Start

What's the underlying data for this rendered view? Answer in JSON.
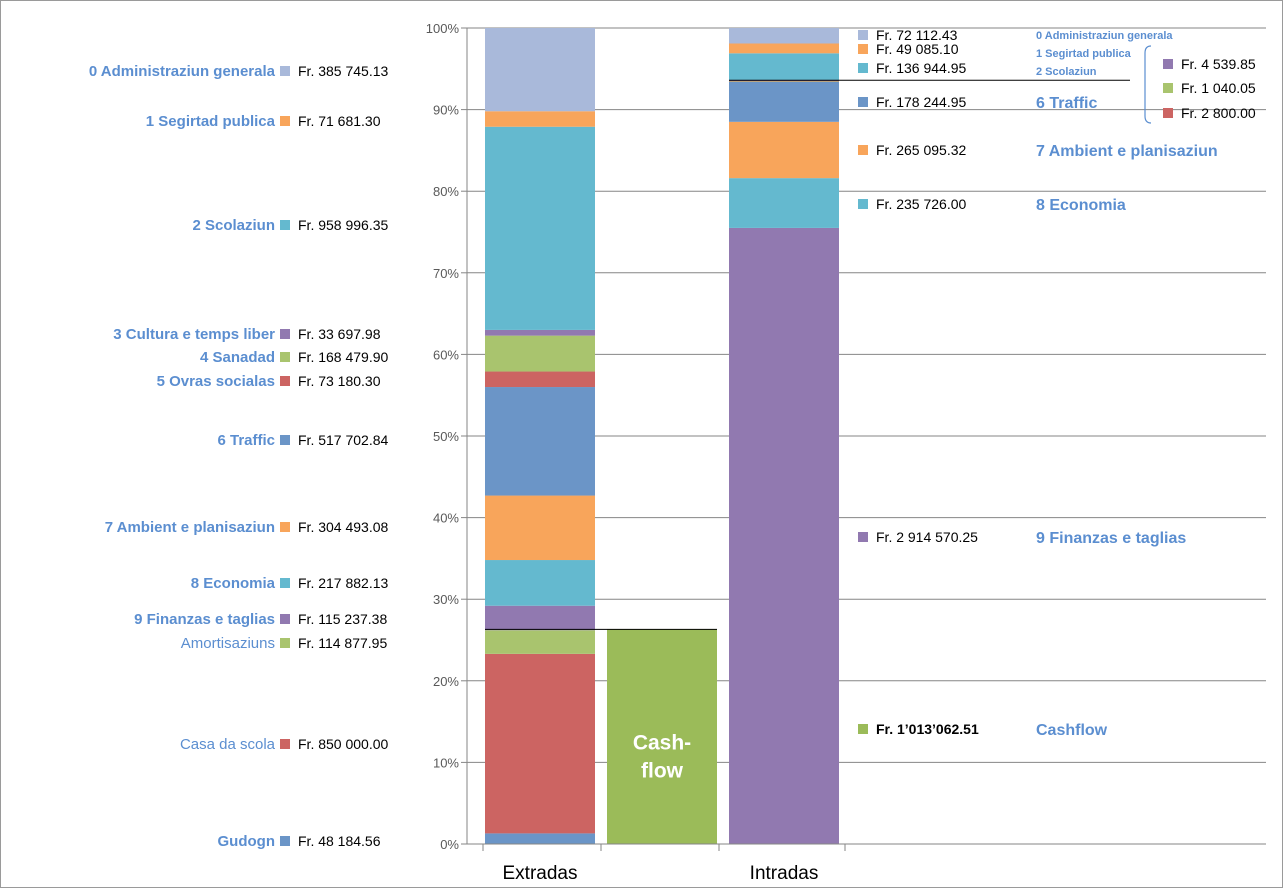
{
  "chart_data": {
    "type": "bar",
    "stacked": true,
    "categories": [
      "Extradas",
      "Intradas"
    ],
    "y_ticks": [
      "0%",
      "10%",
      "20%",
      "30%",
      "40%",
      "50%",
      "60%",
      "70%",
      "80%",
      "90%",
      "100%"
    ],
    "ylim": [
      0,
      100
    ],
    "grid": true,
    "colors": {
      "blue": "#6b95c7",
      "red": "#cc6462",
      "green": "#a9c46e",
      "purple": "#9179b0",
      "teal": "#64b9cf",
      "orange": "#f8a55b",
      "lightblue": "#a9b9da",
      "cashflow": "#9bbb59",
      "label": "#5b8ed0"
    },
    "extradas": [
      {
        "label": "Gudogn",
        "value_text": "Fr. 48 184.56",
        "pct": 1.3,
        "color": "blue",
        "bold": true
      },
      {
        "label": "Casa da scola",
        "value_text": "Fr. 850 000.00",
        "pct": 22.0,
        "color": "red",
        "bold": false
      },
      {
        "label": "Amortisaziuns",
        "value_text": "Fr. 114 877.95",
        "pct": 2.9,
        "color": "green",
        "bold": false
      },
      {
        "label": "9 Finanzas e taglias",
        "value_text": "Fr. 115 237.38",
        "pct": 3.0,
        "color": "purple",
        "bold": true
      },
      {
        "label": "8 Economia",
        "value_text": "Fr. 217 882.13",
        "pct": 5.6,
        "color": "teal",
        "bold": true
      },
      {
        "label": "7 Ambient e planisaziun",
        "value_text": "Fr. 304 493.08",
        "pct": 7.9,
        "color": "orange",
        "bold": true
      },
      {
        "label": "6 Traffic",
        "value_text": "Fr. 517 702.84",
        "pct": 13.3,
        "color": "blue",
        "bold": true
      },
      {
        "label": "5 Ovras socialas",
        "value_text": "Fr. 73 180.30",
        "pct": 1.9,
        "color": "red",
        "bold": true
      },
      {
        "label": "4 Sanadad",
        "value_text": "Fr. 168 479.90",
        "pct": 4.4,
        "color": "green",
        "bold": true
      },
      {
        "label": "3 Cultura e temps liber",
        "value_text": "Fr. 33 697.98",
        "pct": 0.7,
        "color": "purple",
        "bold": true
      },
      {
        "label": "2 Scolaziun",
        "value_text": "Fr. 958 996.35",
        "pct": 24.9,
        "color": "teal",
        "bold": true
      },
      {
        "label": "1 Segirtad publica",
        "value_text": "Fr. 71 681.30",
        "pct": 1.9,
        "color": "orange",
        "bold": true
      },
      {
        "label": "0 Administraziun generala",
        "value_text": "Fr. 385 745.13",
        "pct": 10.2,
        "color": "lightblue",
        "bold": true
      }
    ],
    "cashflow": {
      "label": "Cashflow",
      "bar_text": [
        "Cash-",
        "flow"
      ],
      "value_text": "Fr. 1’013’062.51",
      "pct": 26.3,
      "color": "cashflow"
    },
    "intradas": [
      {
        "label": "9 Finanzas e taglias",
        "value_text": "Fr. 2 914 570.25",
        "pct": 75.5,
        "color": "purple"
      },
      {
        "label": "8 Economia",
        "value_text": "Fr. 235 726.00",
        "pct": 6.1,
        "color": "teal"
      },
      {
        "label": "7 Ambient e planisaziun",
        "value_text": "Fr. 265 095.32",
        "pct": 6.9,
        "color": "orange"
      },
      {
        "label": "6 Traffic",
        "value_text": "Fr. 178 244.95",
        "pct": 4.9,
        "color": "blue"
      },
      {
        "label": "Fr. 2 800.00",
        "value_text": "",
        "pct": 0.07,
        "color": "red"
      },
      {
        "label": "Fr. 1 040.05",
        "value_text": "",
        "pct": 0.03,
        "color": "green"
      },
      {
        "label": "Fr. 4 539.85",
        "value_text": "",
        "pct": 0.1,
        "color": "purple"
      },
      {
        "label": "2 Scolaziun",
        "value_text": "Fr. 136 944.95",
        "pct": 3.3,
        "color": "teal"
      },
      {
        "label": "1 Segirtad publica",
        "value_text": "Fr. 49 085.10",
        "pct": 1.2,
        "color": "orange"
      },
      {
        "label": "0 Administraziun generala",
        "value_text": "Fr. 72 112.43",
        "pct": 1.9,
        "color": "lightblue"
      }
    ],
    "intradas_small_group": {
      "labels": [
        "0 Administraziun generala",
        "1 Segirtad publica",
        "2 Scolaziun"
      ],
      "items": [
        {
          "value_text": "Fr. 4 539.85",
          "color": "purple"
        },
        {
          "value_text": "Fr. 1 040.05",
          "color": "green"
        },
        {
          "value_text": "Fr. 2 800.00",
          "color": "red"
        }
      ]
    }
  }
}
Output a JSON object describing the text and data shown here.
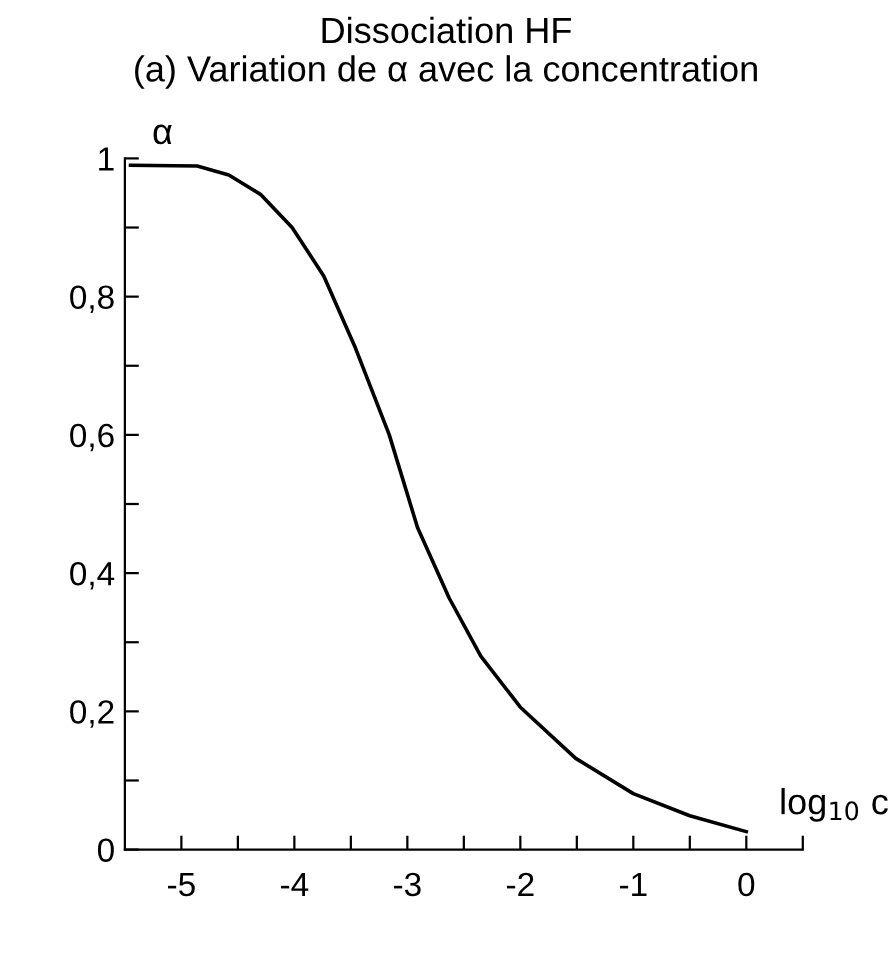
{
  "chart_data": {
    "type": "line",
    "title": "Dissociation HF",
    "subtitle": "(a) Variation de α avec la concentration",
    "xlabel": "log$_{10}$ c",
    "ylabel": "α",
    "x": [
      -5.45,
      -4.86,
      -4.58,
      -4.3,
      -4.02,
      -3.74,
      -3.46,
      -3.16,
      -2.91,
      -2.63,
      -2.35,
      -2.0,
      -1.51,
      -1.0,
      -0.5,
      0
    ],
    "series": [
      {
        "color": "#000000",
        "values": [
          0.99,
          0.989,
          0.976,
          0.948,
          0.9,
          0.83,
          0.726,
          0.6,
          0.466,
          0.364,
          0.28,
          0.206,
          0.132,
          0.081,
          0.049,
          0.026
        ]
      }
    ],
    "xlim": [
      -5.5,
      0.5
    ],
    "ylim": [
      0,
      1
    ],
    "xticks": [
      {
        "value": -5,
        "label": "-5"
      },
      {
        "value": -4.5,
        "label": null
      },
      {
        "value": -4,
        "label": "-4"
      },
      {
        "value": -3.5,
        "label": null
      },
      {
        "value": -3,
        "label": "-3"
      },
      {
        "value": -2.5,
        "label": null
      },
      {
        "value": -2,
        "label": "-2"
      },
      {
        "value": -1.5,
        "label": null
      },
      {
        "value": -1,
        "label": "-1"
      },
      {
        "value": -0.5,
        "label": null
      },
      {
        "value": 0,
        "label": "0"
      },
      {
        "value": 0.5,
        "label": null
      }
    ],
    "yticks": [
      0,
      {
        "value": 0.1,
        "label": null
      },
      {
        "value": 0.2,
        "label": "0,2"
      },
      {
        "value": 0.3,
        "label": null
      },
      {
        "value": 0.4,
        "label": "0,4"
      },
      {
        "value": 0.5,
        "label": null
      },
      {
        "value": 0.6,
        "label": "0,6"
      },
      {
        "value": 0.7,
        "label": null
      },
      {
        "value": 0.8,
        "label": "0,8"
      },
      {
        "value": 0.9,
        "label": null
      },
      1
    ],
    "grid": false,
    "marker": "none",
    "line_style": "solid"
  }
}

End

WHAT THE TASK REQUIRES - Your copy should match the records word for word, with the pictures removed.

THE RESULT -
What's the underlying data for this rendered view? Answer in JSON.
{
  "chart_data": {
    "type": "bar",
    "stacked": true,
    "categories": [
      "Extradas",
      "Intradas"
    ],
    "y_ticks": [
      "0%",
      "10%",
      "20%",
      "30%",
      "40%",
      "50%",
      "60%",
      "70%",
      "80%",
      "90%",
      "100%"
    ],
    "ylim": [
      0,
      100
    ],
    "grid": true,
    "colors": {
      "blue": "#6b95c7",
      "red": "#cc6462",
      "green": "#a9c46e",
      "purple": "#9179b0",
      "teal": "#64b9cf",
      "orange": "#f8a55b",
      "lightblue": "#a9b9da",
      "cashflow": "#9bbb59",
      "label": "#5b8ed0"
    },
    "extradas": [
      {
        "label": "Gudogn",
        "value_text": "Fr. 48 184.56",
        "pct": 1.3,
        "color": "blue",
        "bold": true
      },
      {
        "label": "Casa da scola",
        "value_text": "Fr. 850 000.00",
        "pct": 22.0,
        "color": "red",
        "bold": false
      },
      {
        "label": "Amortisaziuns",
        "value_text": "Fr. 114 877.95",
        "pct": 2.9,
        "color": "green",
        "bold": false
      },
      {
        "label": "9 Finanzas e taglias",
        "value_text": "Fr. 115 237.38",
        "pct": 3.0,
        "color": "purple",
        "bold": true
      },
      {
        "label": "8 Economia",
        "value_text": "Fr. 217 882.13",
        "pct": 5.6,
        "color": "teal",
        "bold": true
      },
      {
        "label": "7 Ambient e planisaziun",
        "value_text": "Fr. 304 493.08",
        "pct": 7.9,
        "color": "orange",
        "bold": true
      },
      {
        "label": "6 Traffic",
        "value_text": "Fr. 517 702.84",
        "pct": 13.3,
        "color": "blue",
        "bold": true
      },
      {
        "label": "5 Ovras socialas",
        "value_text": "Fr. 73 180.30",
        "pct": 1.9,
        "color": "red",
        "bold": true
      },
      {
        "label": "4 Sanadad",
        "value_text": "Fr. 168 479.90",
        "pct": 4.4,
        "color": "green",
        "bold": true
      },
      {
        "label": "3 Cultura e temps liber",
        "value_text": "Fr. 33 697.98",
        "pct": 0.7,
        "color": "purple",
        "bold": true
      },
      {
        "label": "2 Scolaziun",
        "value_text": "Fr. 958 996.35",
        "pct": 24.9,
        "color": "teal",
        "bold": true
      },
      {
        "label": "1 Segirtad publica",
        "value_text": "Fr. 71 681.30",
        "pct": 1.9,
        "color": "orange",
        "bold": true
      },
      {
        "label": "0 Administraziun generala",
        "value_text": "Fr. 385 745.13",
        "pct": 10.2,
        "color": "lightblue",
        "bold": true
      }
    ],
    "cashflow": {
      "label": "Cashflow",
      "bar_text": [
        "Cash-",
        "flow"
      ],
      "value_text": "Fr. 1’013’062.51",
      "pct": 26.3,
      "color": "cashflow"
    },
    "intradas": [
      {
        "label": "9 Finanzas e taglias",
        "value_text": "Fr. 2 914 570.25",
        "pct": 75.5,
        "color": "purple"
      },
      {
        "label": "8 Economia",
        "value_text": "Fr. 235 726.00",
        "pct": 6.1,
        "color": "teal"
      },
      {
        "label": "7 Ambient e planisaziun",
        "value_text": "Fr. 265 095.32",
        "pct": 6.9,
        "color": "orange"
      },
      {
        "label": "6 Traffic",
        "value_text": "Fr. 178 244.95",
        "pct": 4.9,
        "color": "blue"
      },
      {
        "label": "Fr. 2 800.00",
        "value_text": "",
        "pct": 0.07,
        "color": "red"
      },
      {
        "label": "Fr. 1 040.05",
        "value_text": "",
        "pct": 0.03,
        "color": "green"
      },
      {
        "label": "Fr. 4 539.85",
        "value_text": "",
        "pct": 0.1,
        "color": "purple"
      },
      {
        "label": "2 Scolaziun",
        "value_text": "Fr. 136 944.95",
        "pct": 3.3,
        "color": "teal"
      },
      {
        "label": "1 Segirtad publica",
        "value_text": "Fr. 49 085.10",
        "pct": 1.2,
        "color": "orange"
      },
      {
        "label": "0 Administraziun generala",
        "value_text": "Fr. 72 112.43",
        "pct": 1.9,
        "color": "lightblue"
      }
    ],
    "intradas_small_group": {
      "labels": [
        "0 Administraziun generala",
        "1 Segirtad publica",
        "2 Scolaziun"
      ],
      "items": [
        {
          "value_text": "Fr. 4 539.85",
          "color": "purple"
        },
        {
          "value_text": "Fr. 1 040.05",
          "color": "green"
        },
        {
          "value_text": "Fr. 2 800.00",
          "color": "red"
        }
      ]
    }
  }
}
Output a JSON object describing the text and data shown here.
{
  "chart_data": {
    "type": "line",
    "title": "Dissociation HF",
    "subtitle": "(a) Variation de α avec la concentration",
    "xlabel": "log$_{10}$ c",
    "ylabel": "α",
    "x": [
      -5.45,
      -4.86,
      -4.58,
      -4.3,
      -4.02,
      -3.74,
      -3.46,
      -3.16,
      -2.91,
      -2.63,
      -2.35,
      -2.0,
      -1.51,
      -1.0,
      -0.5,
      0
    ],
    "series": [
      {
        "color": "#000000",
        "values": [
          0.99,
          0.989,
          0.976,
          0.948,
          0.9,
          0.83,
          0.726,
          0.6,
          0.466,
          0.364,
          0.28,
          0.206,
          0.132,
          0.081,
          0.049,
          0.026
        ]
      }
    ],
    "xlim": [
      -5.5,
      0.5
    ],
    "ylim": [
      0,
      1
    ],
    "xticks": [
      {
        "value": -5,
        "label": "-5"
      },
      {
        "value": -4.5,
        "label": null
      },
      {
        "value": -4,
        "label": "-4"
      },
      {
        "value": -3.5,
        "label": null
      },
      {
        "value": -3,
        "label": "-3"
      },
      {
        "value": -2.5,
        "label": null
      },
      {
        "value": -2,
        "label": "-2"
      },
      {
        "value": -1.5,
        "label": null
      },
      {
        "value": -1,
        "label": "-1"
      },
      {
        "value": -0.5,
        "label": null
      },
      {
        "value": 0,
        "label": "0"
      },
      {
        "value": 0.5,
        "label": null
      }
    ],
    "yticks": [
      0,
      {
        "value": 0.1,
        "label": null
      },
      {
        "value": 0.2,
        "label": "0,2"
      },
      {
        "value": 0.3,
        "label": null
      },
      {
        "value": 0.4,
        "label": "0,4"
      },
      {
        "value": 0.5,
        "label": null
      },
      {
        "value": 0.6,
        "label": "0,6"
      },
      {
        "value": 0.7,
        "label": null
      },
      {
        "value": 0.8,
        "label": "0,8"
      },
      {
        "value": 0.9,
        "label": null
      },
      1
    ],
    "grid": false,
    "marker": "none",
    "line_style": "solid"
  }
}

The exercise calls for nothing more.